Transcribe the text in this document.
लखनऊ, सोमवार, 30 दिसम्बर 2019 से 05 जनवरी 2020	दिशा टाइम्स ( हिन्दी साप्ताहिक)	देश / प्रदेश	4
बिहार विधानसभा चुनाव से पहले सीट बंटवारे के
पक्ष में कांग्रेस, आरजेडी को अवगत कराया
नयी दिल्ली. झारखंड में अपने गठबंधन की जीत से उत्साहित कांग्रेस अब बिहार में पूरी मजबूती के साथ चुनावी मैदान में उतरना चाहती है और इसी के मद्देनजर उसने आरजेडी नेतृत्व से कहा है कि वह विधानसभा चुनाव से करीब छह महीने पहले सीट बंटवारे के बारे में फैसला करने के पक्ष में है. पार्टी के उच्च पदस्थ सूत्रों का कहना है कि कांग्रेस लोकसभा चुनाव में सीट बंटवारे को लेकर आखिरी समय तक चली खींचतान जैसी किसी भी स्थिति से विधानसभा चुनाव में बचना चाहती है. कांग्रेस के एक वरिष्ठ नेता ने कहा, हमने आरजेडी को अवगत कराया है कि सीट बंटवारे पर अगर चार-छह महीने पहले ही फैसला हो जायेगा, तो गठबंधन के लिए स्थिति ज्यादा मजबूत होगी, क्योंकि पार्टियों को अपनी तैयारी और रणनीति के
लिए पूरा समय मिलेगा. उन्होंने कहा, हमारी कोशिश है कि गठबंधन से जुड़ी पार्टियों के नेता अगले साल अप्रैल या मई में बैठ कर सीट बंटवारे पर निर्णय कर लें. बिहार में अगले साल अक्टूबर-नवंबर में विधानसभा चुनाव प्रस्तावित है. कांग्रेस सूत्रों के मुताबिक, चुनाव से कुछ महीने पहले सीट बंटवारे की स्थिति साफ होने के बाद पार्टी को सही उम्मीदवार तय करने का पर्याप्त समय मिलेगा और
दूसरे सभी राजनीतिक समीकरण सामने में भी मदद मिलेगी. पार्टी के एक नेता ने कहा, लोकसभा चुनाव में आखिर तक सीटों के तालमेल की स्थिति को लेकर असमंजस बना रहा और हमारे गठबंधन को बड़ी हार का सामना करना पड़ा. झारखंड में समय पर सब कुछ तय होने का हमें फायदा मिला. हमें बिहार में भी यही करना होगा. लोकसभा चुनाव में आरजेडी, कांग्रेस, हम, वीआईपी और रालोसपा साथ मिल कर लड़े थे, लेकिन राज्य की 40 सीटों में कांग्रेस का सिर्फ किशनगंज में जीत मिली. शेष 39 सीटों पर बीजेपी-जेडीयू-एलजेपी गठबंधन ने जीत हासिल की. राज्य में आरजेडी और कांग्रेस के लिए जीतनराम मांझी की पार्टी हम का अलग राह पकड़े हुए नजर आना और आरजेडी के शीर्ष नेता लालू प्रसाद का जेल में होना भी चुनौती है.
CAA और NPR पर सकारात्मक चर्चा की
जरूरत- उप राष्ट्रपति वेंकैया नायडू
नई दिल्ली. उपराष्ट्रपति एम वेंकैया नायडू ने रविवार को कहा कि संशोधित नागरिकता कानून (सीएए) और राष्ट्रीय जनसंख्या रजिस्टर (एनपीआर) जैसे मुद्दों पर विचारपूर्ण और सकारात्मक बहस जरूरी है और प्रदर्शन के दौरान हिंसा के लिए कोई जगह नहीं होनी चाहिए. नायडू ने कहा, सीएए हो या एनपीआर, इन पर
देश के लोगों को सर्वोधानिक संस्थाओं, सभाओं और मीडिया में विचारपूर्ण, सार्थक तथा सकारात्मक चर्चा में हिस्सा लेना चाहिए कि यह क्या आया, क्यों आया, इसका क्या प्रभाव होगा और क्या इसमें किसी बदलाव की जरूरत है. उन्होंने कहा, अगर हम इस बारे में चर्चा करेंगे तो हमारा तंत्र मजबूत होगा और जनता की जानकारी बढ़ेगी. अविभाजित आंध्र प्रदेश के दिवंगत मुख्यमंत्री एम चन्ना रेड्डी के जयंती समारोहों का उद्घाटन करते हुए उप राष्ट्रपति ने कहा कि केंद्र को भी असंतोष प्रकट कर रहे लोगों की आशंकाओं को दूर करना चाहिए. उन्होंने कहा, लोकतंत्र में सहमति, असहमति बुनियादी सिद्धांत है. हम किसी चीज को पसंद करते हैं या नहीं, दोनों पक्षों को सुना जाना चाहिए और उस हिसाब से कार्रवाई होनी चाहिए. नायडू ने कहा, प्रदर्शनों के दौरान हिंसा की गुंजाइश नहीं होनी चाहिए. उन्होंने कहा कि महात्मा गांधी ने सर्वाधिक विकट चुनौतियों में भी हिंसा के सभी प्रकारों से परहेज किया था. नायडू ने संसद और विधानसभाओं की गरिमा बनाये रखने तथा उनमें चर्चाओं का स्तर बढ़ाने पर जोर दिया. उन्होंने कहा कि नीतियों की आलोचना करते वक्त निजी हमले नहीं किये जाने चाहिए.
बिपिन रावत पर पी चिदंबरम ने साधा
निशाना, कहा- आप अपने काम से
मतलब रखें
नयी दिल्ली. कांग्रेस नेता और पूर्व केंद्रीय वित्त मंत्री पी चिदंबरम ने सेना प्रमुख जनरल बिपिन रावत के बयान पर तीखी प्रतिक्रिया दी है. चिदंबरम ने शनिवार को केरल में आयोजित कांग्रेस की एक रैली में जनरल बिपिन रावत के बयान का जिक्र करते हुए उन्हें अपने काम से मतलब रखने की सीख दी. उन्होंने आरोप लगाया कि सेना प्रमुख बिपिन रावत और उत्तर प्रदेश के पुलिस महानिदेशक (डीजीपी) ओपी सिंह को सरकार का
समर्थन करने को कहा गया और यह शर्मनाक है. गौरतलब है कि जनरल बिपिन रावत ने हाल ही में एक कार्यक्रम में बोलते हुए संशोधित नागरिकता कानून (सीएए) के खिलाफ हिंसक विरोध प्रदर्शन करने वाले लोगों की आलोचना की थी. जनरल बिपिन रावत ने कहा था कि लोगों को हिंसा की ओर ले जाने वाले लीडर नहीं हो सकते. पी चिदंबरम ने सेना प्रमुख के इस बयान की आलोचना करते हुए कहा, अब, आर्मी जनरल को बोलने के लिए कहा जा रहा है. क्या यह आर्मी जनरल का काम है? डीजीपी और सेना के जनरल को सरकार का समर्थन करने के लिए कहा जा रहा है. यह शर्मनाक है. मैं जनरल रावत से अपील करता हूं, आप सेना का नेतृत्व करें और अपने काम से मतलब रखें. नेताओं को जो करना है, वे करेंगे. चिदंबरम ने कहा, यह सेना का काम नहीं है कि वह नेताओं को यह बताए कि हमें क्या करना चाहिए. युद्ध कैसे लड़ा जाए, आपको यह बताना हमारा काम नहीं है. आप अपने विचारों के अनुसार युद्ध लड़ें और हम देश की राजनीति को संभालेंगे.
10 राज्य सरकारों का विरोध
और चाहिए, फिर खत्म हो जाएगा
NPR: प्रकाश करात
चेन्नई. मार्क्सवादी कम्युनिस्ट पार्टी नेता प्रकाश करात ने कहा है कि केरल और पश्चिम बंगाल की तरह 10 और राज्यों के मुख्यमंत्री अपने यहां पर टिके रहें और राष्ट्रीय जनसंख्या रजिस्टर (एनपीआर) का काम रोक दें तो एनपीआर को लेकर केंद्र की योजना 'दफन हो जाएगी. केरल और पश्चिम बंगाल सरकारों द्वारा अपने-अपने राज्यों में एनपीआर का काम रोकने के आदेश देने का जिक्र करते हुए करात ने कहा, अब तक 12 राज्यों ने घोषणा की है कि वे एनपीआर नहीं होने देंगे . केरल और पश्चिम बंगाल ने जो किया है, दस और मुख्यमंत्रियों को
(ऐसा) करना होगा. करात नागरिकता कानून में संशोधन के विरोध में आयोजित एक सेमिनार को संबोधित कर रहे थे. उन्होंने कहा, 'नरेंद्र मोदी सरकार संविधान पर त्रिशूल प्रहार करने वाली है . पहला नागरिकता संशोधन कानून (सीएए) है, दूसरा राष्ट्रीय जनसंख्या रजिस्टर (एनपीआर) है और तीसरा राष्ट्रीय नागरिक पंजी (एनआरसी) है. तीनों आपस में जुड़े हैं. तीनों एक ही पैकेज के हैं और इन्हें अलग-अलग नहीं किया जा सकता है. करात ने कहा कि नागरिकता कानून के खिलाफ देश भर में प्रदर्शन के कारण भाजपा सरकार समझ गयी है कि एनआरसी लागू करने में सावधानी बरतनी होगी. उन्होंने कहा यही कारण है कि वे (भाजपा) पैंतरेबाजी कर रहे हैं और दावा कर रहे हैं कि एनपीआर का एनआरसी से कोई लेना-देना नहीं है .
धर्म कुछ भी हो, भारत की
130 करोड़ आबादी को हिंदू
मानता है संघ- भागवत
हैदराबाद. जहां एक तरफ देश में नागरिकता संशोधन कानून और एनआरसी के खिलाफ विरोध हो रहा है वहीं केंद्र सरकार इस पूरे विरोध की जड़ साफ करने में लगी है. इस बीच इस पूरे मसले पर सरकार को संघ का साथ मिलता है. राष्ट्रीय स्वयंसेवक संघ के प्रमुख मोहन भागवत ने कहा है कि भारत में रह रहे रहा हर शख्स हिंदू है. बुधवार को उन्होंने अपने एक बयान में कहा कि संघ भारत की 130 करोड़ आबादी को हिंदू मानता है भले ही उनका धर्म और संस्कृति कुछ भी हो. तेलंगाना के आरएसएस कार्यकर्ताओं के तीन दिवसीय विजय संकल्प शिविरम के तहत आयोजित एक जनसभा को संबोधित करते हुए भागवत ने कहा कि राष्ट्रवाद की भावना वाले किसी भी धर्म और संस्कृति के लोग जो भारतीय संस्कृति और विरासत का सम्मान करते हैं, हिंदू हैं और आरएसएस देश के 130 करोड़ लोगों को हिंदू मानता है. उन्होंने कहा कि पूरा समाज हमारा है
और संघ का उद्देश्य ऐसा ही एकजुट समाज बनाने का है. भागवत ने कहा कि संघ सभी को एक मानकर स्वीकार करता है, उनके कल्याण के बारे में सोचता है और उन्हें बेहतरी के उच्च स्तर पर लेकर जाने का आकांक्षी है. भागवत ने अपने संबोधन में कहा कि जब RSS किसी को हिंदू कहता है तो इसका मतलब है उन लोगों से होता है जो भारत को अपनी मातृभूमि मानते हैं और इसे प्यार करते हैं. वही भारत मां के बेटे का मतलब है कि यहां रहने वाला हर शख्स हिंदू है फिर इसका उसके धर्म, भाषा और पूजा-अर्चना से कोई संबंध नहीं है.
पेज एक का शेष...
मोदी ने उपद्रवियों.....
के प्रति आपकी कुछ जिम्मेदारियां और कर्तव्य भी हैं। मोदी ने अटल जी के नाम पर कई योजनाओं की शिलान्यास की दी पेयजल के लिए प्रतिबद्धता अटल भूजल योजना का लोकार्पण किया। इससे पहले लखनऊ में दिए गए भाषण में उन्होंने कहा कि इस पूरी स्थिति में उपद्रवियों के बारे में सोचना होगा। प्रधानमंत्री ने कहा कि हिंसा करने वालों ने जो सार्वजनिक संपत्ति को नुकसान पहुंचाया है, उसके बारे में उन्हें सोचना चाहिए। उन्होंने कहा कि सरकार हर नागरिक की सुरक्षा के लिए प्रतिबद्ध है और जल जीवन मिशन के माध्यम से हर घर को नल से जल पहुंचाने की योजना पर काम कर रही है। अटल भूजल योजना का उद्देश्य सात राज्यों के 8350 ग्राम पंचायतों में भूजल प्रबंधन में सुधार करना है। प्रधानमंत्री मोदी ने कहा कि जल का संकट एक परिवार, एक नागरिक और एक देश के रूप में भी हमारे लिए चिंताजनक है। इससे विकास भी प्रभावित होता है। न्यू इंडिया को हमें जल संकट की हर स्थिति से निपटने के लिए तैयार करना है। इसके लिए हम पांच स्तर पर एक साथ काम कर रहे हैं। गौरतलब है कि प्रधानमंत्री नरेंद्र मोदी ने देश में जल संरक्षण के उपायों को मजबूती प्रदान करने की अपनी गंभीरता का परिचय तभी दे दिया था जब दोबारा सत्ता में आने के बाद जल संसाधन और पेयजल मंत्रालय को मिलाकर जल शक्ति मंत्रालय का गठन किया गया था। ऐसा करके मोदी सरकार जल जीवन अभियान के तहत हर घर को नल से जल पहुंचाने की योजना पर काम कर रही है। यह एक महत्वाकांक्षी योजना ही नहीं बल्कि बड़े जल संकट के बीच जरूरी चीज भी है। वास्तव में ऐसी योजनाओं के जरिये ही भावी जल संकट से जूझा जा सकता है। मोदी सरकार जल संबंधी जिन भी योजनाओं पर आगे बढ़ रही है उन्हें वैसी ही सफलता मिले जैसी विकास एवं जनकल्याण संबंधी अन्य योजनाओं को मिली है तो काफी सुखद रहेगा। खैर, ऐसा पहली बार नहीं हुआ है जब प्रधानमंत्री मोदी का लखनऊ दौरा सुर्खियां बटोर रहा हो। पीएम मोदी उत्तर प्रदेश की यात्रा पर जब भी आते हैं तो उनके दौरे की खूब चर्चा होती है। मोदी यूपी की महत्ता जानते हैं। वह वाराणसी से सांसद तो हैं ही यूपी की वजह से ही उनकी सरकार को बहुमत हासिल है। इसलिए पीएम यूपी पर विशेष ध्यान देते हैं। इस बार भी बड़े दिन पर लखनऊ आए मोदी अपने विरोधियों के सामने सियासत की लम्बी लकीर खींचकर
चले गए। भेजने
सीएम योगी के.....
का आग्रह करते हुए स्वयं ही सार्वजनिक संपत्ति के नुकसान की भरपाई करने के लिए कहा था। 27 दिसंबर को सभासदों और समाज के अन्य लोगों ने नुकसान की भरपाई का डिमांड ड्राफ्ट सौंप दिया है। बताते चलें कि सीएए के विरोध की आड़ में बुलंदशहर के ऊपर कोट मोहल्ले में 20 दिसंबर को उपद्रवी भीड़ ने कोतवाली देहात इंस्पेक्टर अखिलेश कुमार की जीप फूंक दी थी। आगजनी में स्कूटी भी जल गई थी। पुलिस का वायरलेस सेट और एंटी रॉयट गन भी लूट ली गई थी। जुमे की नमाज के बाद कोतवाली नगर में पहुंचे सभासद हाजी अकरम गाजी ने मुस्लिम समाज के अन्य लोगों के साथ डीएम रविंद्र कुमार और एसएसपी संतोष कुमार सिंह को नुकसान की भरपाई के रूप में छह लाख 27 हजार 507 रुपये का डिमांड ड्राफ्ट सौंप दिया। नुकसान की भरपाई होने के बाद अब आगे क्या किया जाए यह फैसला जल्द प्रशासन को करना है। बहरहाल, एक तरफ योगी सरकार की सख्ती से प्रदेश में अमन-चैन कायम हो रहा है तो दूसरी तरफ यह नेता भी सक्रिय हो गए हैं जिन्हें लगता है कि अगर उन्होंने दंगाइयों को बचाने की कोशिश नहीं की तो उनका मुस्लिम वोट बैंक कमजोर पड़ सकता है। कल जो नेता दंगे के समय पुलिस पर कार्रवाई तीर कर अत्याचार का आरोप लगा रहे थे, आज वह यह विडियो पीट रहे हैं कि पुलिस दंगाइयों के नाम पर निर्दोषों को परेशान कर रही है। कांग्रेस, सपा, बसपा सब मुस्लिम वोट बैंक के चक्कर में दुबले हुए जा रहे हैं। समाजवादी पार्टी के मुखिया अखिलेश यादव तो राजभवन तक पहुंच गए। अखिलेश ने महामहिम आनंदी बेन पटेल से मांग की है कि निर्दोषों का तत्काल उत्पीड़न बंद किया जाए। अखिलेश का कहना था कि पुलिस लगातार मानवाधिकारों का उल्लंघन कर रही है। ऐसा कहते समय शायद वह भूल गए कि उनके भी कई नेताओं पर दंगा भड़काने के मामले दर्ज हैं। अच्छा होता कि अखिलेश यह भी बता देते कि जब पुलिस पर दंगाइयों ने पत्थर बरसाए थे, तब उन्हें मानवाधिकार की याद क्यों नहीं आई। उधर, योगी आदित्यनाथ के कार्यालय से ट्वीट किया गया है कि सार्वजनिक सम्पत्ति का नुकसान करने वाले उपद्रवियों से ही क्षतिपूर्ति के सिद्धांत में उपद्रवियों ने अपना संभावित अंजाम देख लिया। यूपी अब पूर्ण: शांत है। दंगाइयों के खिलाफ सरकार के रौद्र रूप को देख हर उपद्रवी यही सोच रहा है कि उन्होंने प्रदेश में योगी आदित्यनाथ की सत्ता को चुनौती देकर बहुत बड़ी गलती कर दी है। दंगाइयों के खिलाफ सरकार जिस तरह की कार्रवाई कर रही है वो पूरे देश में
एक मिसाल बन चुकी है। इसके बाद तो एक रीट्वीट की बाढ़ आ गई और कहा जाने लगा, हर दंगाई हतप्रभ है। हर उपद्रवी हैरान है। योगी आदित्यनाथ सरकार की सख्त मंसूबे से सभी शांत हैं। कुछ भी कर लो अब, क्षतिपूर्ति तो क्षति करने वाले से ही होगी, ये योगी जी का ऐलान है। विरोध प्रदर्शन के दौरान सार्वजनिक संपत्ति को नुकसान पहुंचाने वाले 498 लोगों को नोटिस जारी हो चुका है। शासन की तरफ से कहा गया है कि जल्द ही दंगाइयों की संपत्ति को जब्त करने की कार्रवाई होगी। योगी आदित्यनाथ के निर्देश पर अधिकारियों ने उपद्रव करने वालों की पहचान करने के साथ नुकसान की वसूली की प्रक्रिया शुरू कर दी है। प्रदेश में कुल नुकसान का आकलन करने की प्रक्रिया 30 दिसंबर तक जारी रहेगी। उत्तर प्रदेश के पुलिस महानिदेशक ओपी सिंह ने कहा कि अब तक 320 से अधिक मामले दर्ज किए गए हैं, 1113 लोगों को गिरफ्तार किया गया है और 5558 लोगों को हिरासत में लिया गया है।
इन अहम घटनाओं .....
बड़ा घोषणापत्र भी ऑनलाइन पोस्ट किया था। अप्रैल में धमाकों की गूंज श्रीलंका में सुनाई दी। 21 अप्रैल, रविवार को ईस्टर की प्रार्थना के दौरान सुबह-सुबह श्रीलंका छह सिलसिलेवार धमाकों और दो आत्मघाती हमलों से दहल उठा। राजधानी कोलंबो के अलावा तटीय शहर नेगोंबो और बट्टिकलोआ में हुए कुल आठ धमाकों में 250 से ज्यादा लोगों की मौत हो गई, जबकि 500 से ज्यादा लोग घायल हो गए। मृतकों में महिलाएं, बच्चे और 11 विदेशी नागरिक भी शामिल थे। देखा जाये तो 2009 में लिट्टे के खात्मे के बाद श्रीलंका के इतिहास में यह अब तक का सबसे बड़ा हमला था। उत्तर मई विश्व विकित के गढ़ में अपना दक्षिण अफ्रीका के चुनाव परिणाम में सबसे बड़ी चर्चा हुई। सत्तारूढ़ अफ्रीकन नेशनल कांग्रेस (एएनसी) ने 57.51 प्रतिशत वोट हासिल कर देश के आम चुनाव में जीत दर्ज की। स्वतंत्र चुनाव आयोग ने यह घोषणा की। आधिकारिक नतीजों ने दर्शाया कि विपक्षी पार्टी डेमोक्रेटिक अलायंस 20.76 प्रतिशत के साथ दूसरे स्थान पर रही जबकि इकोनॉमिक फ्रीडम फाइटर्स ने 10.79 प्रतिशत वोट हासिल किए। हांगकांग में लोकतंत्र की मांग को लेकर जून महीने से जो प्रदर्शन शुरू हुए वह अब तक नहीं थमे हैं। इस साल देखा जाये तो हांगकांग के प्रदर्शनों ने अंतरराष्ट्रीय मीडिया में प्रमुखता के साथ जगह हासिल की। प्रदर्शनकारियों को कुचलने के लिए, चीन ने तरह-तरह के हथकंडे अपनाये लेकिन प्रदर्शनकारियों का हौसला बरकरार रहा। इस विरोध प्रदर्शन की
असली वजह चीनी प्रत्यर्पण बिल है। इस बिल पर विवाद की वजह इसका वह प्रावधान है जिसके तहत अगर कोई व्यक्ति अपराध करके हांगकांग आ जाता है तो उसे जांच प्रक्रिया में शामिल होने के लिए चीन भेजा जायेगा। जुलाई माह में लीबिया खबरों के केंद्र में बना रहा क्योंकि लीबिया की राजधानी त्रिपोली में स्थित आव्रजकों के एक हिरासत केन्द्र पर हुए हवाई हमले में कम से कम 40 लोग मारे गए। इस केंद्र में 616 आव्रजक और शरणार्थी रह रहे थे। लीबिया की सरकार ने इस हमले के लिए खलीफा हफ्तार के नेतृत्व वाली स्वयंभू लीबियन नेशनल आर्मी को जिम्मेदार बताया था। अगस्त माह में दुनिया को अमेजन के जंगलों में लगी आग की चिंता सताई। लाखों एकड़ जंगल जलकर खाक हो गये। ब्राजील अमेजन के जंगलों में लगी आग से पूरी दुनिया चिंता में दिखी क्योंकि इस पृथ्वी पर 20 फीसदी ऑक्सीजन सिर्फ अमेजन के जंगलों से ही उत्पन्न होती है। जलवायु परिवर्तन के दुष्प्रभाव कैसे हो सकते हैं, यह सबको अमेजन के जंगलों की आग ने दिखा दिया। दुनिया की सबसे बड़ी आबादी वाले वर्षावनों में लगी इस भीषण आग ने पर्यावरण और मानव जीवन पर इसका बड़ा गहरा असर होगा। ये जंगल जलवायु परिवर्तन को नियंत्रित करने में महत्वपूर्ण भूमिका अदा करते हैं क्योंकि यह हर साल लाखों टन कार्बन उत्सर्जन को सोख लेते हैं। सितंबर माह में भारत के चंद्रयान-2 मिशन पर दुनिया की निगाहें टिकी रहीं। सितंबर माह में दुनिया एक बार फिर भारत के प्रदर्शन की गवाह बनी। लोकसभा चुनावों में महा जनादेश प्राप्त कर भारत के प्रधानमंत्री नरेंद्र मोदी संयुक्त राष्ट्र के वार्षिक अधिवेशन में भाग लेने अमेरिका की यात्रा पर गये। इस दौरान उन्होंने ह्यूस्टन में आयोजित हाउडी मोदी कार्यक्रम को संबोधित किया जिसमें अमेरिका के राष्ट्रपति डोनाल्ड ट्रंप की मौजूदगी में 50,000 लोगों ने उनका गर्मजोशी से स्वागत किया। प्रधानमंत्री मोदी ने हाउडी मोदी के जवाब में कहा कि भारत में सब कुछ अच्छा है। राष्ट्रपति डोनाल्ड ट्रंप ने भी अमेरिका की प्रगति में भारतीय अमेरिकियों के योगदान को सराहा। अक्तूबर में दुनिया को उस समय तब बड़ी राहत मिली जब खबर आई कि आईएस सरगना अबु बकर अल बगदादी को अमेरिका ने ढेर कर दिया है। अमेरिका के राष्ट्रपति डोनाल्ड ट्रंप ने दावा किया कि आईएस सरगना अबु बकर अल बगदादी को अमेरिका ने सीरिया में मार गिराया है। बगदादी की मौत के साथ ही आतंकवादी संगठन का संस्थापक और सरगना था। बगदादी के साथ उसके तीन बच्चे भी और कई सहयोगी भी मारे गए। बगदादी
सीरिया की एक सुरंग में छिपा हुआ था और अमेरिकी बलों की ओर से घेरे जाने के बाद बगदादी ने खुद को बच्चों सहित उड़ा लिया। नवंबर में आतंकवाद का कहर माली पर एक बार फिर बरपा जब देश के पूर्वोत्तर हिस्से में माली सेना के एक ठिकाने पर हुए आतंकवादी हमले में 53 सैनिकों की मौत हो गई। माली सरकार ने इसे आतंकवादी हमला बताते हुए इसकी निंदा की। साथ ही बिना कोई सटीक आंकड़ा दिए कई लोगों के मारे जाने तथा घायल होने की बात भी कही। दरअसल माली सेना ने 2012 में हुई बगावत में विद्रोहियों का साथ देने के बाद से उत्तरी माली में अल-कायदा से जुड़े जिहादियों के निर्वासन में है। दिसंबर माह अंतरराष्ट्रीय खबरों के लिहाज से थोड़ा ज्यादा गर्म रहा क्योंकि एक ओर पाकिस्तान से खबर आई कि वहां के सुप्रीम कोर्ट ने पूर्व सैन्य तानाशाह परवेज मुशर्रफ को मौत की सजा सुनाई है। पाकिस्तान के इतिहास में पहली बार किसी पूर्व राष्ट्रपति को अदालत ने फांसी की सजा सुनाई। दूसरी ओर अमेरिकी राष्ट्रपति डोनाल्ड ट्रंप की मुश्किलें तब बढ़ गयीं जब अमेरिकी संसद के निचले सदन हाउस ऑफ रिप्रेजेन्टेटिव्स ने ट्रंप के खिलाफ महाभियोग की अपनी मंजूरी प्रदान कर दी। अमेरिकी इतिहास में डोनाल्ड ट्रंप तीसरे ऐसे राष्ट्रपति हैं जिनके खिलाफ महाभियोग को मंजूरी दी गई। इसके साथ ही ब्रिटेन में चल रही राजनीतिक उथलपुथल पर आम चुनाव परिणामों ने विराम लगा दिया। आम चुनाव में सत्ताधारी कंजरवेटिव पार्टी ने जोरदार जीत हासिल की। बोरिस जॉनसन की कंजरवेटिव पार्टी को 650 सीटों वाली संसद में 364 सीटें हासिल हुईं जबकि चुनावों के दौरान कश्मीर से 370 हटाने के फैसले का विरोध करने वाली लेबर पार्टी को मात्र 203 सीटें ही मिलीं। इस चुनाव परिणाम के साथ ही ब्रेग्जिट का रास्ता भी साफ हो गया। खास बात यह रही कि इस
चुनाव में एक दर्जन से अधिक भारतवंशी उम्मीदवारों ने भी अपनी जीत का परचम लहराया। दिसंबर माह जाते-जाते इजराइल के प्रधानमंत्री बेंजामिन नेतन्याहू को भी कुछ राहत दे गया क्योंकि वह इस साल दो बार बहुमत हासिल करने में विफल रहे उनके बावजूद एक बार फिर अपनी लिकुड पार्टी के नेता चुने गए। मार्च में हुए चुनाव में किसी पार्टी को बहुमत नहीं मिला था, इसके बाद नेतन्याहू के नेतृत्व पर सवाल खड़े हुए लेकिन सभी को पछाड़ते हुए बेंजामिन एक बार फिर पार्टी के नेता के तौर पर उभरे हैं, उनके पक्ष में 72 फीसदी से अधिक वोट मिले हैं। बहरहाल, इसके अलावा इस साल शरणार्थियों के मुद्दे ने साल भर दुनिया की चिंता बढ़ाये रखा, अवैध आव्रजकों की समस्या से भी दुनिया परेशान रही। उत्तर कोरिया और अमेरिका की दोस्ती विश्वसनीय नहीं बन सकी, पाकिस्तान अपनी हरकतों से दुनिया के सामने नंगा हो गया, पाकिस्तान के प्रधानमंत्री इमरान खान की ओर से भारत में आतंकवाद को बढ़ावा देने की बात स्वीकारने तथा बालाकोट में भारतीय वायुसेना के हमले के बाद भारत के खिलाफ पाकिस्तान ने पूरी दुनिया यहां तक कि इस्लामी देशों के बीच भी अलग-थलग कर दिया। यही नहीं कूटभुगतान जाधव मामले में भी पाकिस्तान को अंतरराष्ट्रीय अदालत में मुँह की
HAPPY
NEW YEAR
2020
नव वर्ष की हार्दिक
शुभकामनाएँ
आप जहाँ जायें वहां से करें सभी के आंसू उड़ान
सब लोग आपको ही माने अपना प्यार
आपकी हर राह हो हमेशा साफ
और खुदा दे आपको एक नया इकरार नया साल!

----

## Problem
Collect the lines of the data that carry the word "मतलब".

## Exercise result
मतलब रखें
नयी दिल्ली. कांग्रेस नेता और पूर्व केंद्रीय वित्त मंत्री पी चिदंबरम ने सेना प्रमुख जनरल बिपिन रावत के बयान पर तीखी प्रतिक्रिया दी है. चिदंबरम ने शनिवार को केरल में आयोजित कांग्रेस की एक रैली में जनरल बिपिन रावत के बयान का जिक्र करते हुए उन्हें अपने काम से मतलब रखने की सीख दी. उन्होंने आरोप लगाया कि सेना प्रमुख बिपिन रावत और उत्तर प्रदेश के पुलिस महानिदेशक (डीजीपी) ओपी सिंह को सरकार का
समर्थन करने को कहा गया और यह शर्मनाक है. गौरतलब है कि जनरल बिपिन रावत ने हाल ही में एक कार्यक्रम में बोलते हुए संशोधित नागरिकता कानून (सीएए) के खिलाफ हिंसक विरोध प्रदर्शन करने वाले लोगों की आलोचना की थी. जनरल बिपिन रावत ने कहा था कि लोगों को हिंसा की ओर ले जाने वाले लीडर नहीं हो सकते. पी चिदंबरम ने सेना प्रमुख के इस बयान की आलोचना करते हुए कहा, अब, आर्मी जनरल को बोलने के लिए कहा जा रहा है. क्या यह आर्मी जनरल का काम है? डीजीपी और सेना के जनरल को सरकार का समर्थन करने के लिए कहा जा रहा है. यह शर्मनाक है. मैं जनरल रावत से अपील करता हूं, आप सेना का नेतृत्व करें और अपने काम से मतलब रखें. नेताओं को जो करना है, वे करेंगे. चिदंबरम ने कहा, यह सेना का काम नहीं है कि वह नेताओं को यह बताए कि हमें क्या करना चाहिए. युद्ध कैसे लड़ा जाए, आपको यह बताना हमारा काम नहीं है. आप अपने विचारों के अनुसार युद्ध लड़ें और हम देश की राजनीति को संभालेंगे.
और संघ का उद्देश्य ऐसा ही एकजुट समाज बनाने का है. भागवत ने कहा कि संघ सभी को एक मानकर स्वीकार करता है, उनके कल्याण के बारे में सोचता है और उन्हें बेहतरी के उच्च स्तर पर लेकर जाने का आकांक्षी है. भागवत ने अपने संबोधन में कहा कि जब RSS किसी को हिंदू कहता है तो इसका मतलब है उन लोगों से होता है जो भारत को अपनी मातृभूमि मानते हैं और इसे प्यार करते हैं. वही भारत मां के बेटे का मतलब है कि यहां रहने वाला हर शख्स हिंदू है फिर इसका उसके धर्म, भाषा और पूजा-अर्चना से कोई संबंध नहीं है.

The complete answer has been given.